Data shown =
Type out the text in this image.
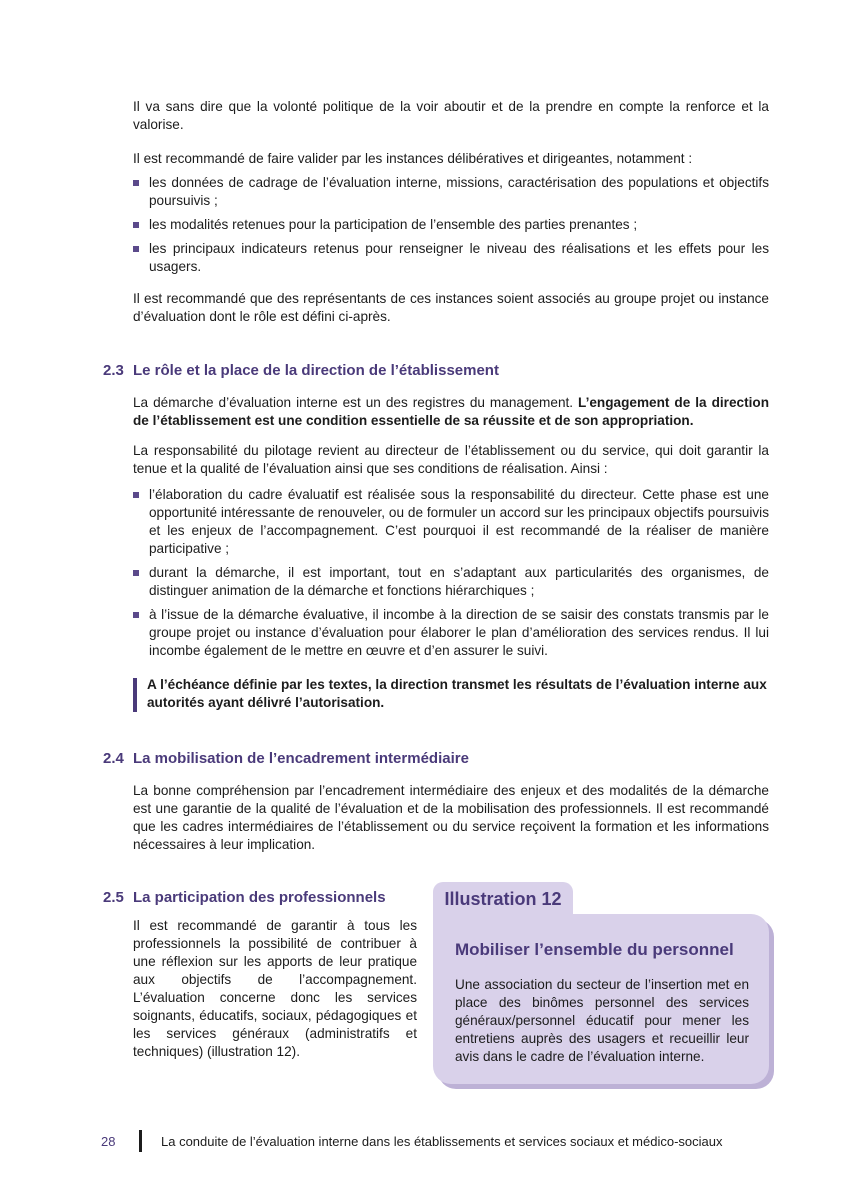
Il va sans dire que la volonté politique de la voir aboutir et de la prendre en compte la renforce et la valorise.

Il est recommandé de faire valider par les instances délibératives et dirigeantes, notamment :

les données de cadrage de l’évaluation interne, missions, caractérisation des populations et objectifs poursuivis ;
les modalités retenues pour la participation de l’ensemble des parties prenantes ;
les principaux indicateurs retenus pour renseigner le niveau des réalisations et les effets pour les usagers.

Il est recommandé que des représentants de ces instances soient associés au groupe projet ou instance d’évaluation dont le rôle est défini ci-après.

2.3 Le rôle et la place de la direction de l’établissement

La démarche d’évaluation interne est un des registres du management. L’engagement de la direction de l’établissement est une condition essentielle de sa réussite et de son appropriation.

La responsabilité du pilotage revient au directeur de l’établissement ou du service, qui doit garantir la tenue et la qualité de l’évaluation ainsi que ses conditions de réalisation. Ainsi :

l’élaboration du cadre évaluatif est réalisée sous la responsabilité du directeur. Cette phase est une opportunité intéressante de renouveler, ou de formuler un accord sur les principaux objectifs poursuivis et les enjeux de l’accompagnement. C’est pourquoi il est recommandé de la réaliser de manière participative ;
durant la démarche, il est important, tout en s’adaptant aux particularités des organismes, de distinguer animation de la démarche et fonctions hiérarchiques ;
à l’issue de la démarche évaluative, il incombe à la direction de se saisir des constats transmis par le groupe projet ou instance d’évaluation pour élaborer le plan d’amélioration des services rendus. Il lui incombe également de le mettre en œuvre et d’en assurer le suivi.
A l’échéance définie par les textes, la direction transmet les résultats de l’évaluation interne aux autorités ayant délivré l’autorisation.
2.4 La mobilisation de l’encadrement intermédiaire

La bonne compréhension par l’encadrement intermédiaire des enjeux et des modalités de la démarche est une garantie de la qualité de l’évaluation et de la mobilisation des professionnels. Il est recommandé que les cadres intermédiaires de l’établissement ou du service reçoivent la formation et les informations nécessaires à leur implication.

2.5 La participation des professionnels

Il est recommandé de garantir à tous les professionnels la possibilité de contribuer à une réflexion sur les apports de leur pratique aux objectifs de l’accompagnement. L’évaluation concerne donc les services soignants, éducatifs, sociaux, pédagogiques et les services généraux (administratifs et techniques) (illustration 12).

Illustration 12
Mobiliser l’ensemble du personnel

Une association du secteur de l’insertion met en place des binômes personnel des services généraux/personnel éducatif pour mener les entretiens auprès des usagers et recueillir leur avis dans le cadre de l’évaluation interne.

28	La conduite de l’évaluation interne dans les établissements et services sociaux et médico-sociaux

Instructions for the task = Set down every entry word for word, but omit the pictures.

Written answer =
Type out the text in this image.
Il va sans dire que la volonté politique de la voir aboutir et de la prendre en compte la renforce et la valorise.

Il est recommandé de faire valider par les instances délibératives et dirigeantes, notamment :

les données de cadrage de l’évaluation interne, missions, caractérisation des populations et objectifs poursuivis ;
les modalités retenues pour la participation de l’ensemble des parties prenantes ;
les principaux indicateurs retenus pour renseigner le niveau des réalisations et les effets pour les usagers.

Il est recommandé que des représentants de ces instances soient associés au groupe projet ou instance d’évaluation dont le rôle est défini ci-après.

2.3 Le rôle et la place de la direction de l’établissement

La démarche d’évaluation interne est un des registres du management. L’engagement de la direction de l’établissement est une condition essentielle de sa réussite et de son appropriation.

La responsabilité du pilotage revient au directeur de l’établissement ou du service, qui doit garantir la tenue et la qualité de l’évaluation ainsi que ses conditions de réalisation. Ainsi :

l’élaboration du cadre évaluatif est réalisée sous la responsabilité du directeur. Cette phase est une opportunité intéressante de renouveler, ou de formuler un accord sur les principaux objectifs poursuivis et les enjeux de l’accompagnement. C’est pourquoi il est recommandé de la réaliser de manière participative ;
durant la démarche, il est important, tout en s’adaptant aux particularités des organismes, de distinguer animation de la démarche et fonctions hiérarchiques ;
à l’issue de la démarche évaluative, il incombe à la direction de se saisir des constats transmis par le groupe projet ou instance d’évaluation pour élaborer le plan d’amélioration des services rendus. Il lui incombe également de le mettre en œuvre et d’en assurer le suivi.
A l’échéance définie par les textes, la direction transmet les résultats de l’évaluation interne aux autorités ayant délivré l’autorisation.
2.4 La mobilisation de l’encadrement intermédiaire

La bonne compréhension par l’encadrement intermédiaire des enjeux et des modalités de la démarche est une garantie de la qualité de l’évaluation et de la mobilisation des professionnels. Il est recommandé que les cadres intermédiaires de l’établissement ou du service reçoivent la formation et les informations nécessaires à leur implication.

2.5 La participation des professionnels

Il est recommandé de garantir à tous les professionnels la possibilité de contribuer à une réflexion sur les apports de leur pratique aux objectifs de l’accompagnement. L’évaluation concerne donc les services soignants, éducatifs, sociaux, pédagogiques et les services généraux (administratifs et techniques) (illustration 12).

Illustration 12
Mobiliser l’ensemble du personnel

Une association du secteur de l’insertion met en place des binômes personnel des services généraux/personnel éducatif pour mener les entretiens auprès des usagers et recueillir leur avis dans le cadre de l’évaluation interne.

28	La conduite de l’évaluation interne dans les établissements et services sociaux et médico-sociaux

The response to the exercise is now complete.